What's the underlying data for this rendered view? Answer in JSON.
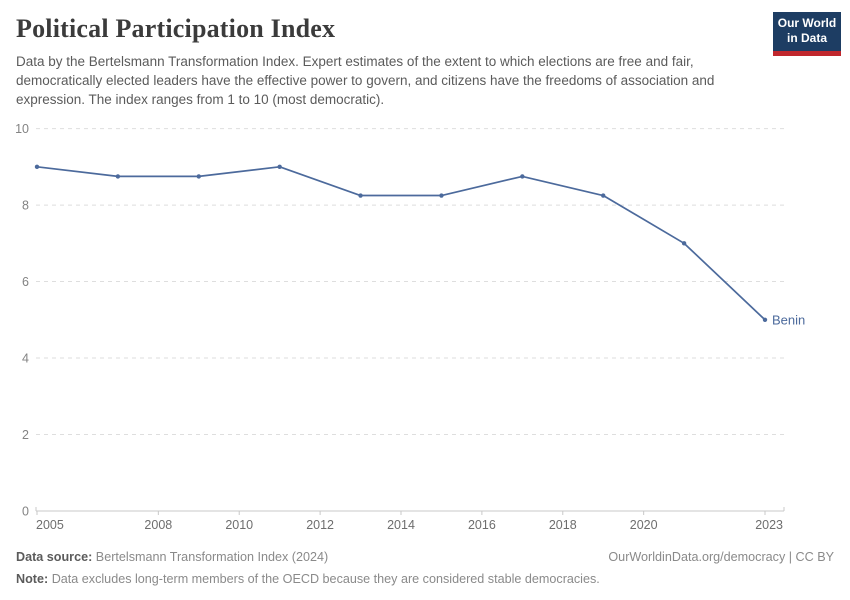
{
  "header": {
    "title": "Political Participation Index",
    "subtitle": "Data by the Bertelsmann Transformation Index. Expert estimates of the extent to which elections are free and fair, democratically elected leaders have the effective power to govern, and citizens have the freedoms of association and expression. The index ranges from 1 to 10 (most democratic).",
    "logo": {
      "line1": "Our World",
      "line2": "in Data"
    }
  },
  "chart_data": {
    "type": "line",
    "title": "Political Participation Index",
    "x": [
      2005,
      2007,
      2009,
      2011,
      2013,
      2015,
      2017,
      2019,
      2021,
      2023
    ],
    "series": [
      {
        "name": "Benin",
        "values": [
          9,
          8.75,
          8.75,
          9,
          8.25,
          8.25,
          8.75,
          8.25,
          7,
          5
        ]
      }
    ],
    "xlim": [
      2005,
      2023
    ],
    "ylim": [
      0,
      10
    ],
    "y_ticks": [
      0,
      2,
      4,
      6,
      8,
      10
    ],
    "x_tick_labels": [
      "2005",
      "2008",
      "2010",
      "2012",
      "2014",
      "2016",
      "2018",
      "2020",
      "2023"
    ],
    "x_tick_years": [
      2005,
      2008,
      2010,
      2012,
      2014,
      2016,
      2018,
      2020,
      2023
    ],
    "grid": "horizontal dashed",
    "legend_position": "end-of-line label"
  },
  "footer": {
    "datasource_label": "Data source:",
    "datasource_value": "Bertelsmann Transformation Index (2024)",
    "credit": "OurWorldinData.org/democracy | CC BY",
    "note_label": "Note:",
    "note_value": "Data excludes long-term members of the OECD because they are considered stable democracies."
  },
  "colors": {
    "line": "#4C6A9C",
    "entity_label": "#4C6A9C",
    "grid": "#dedede",
    "axis": "#c8c8c8",
    "y_tick_text": "#838383",
    "x_tick_text": "#6e6e6e",
    "logo_navy": "#1d3d63",
    "logo_red": "#c0272d"
  }
}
▬▬▬▬▬▬▬▬▬▬
## Directions for this task
In the material above, find the lines that contain "grid" and show them.

## Result of the task
    "grid": "horizontal dashed",
    "grid": "#dedede",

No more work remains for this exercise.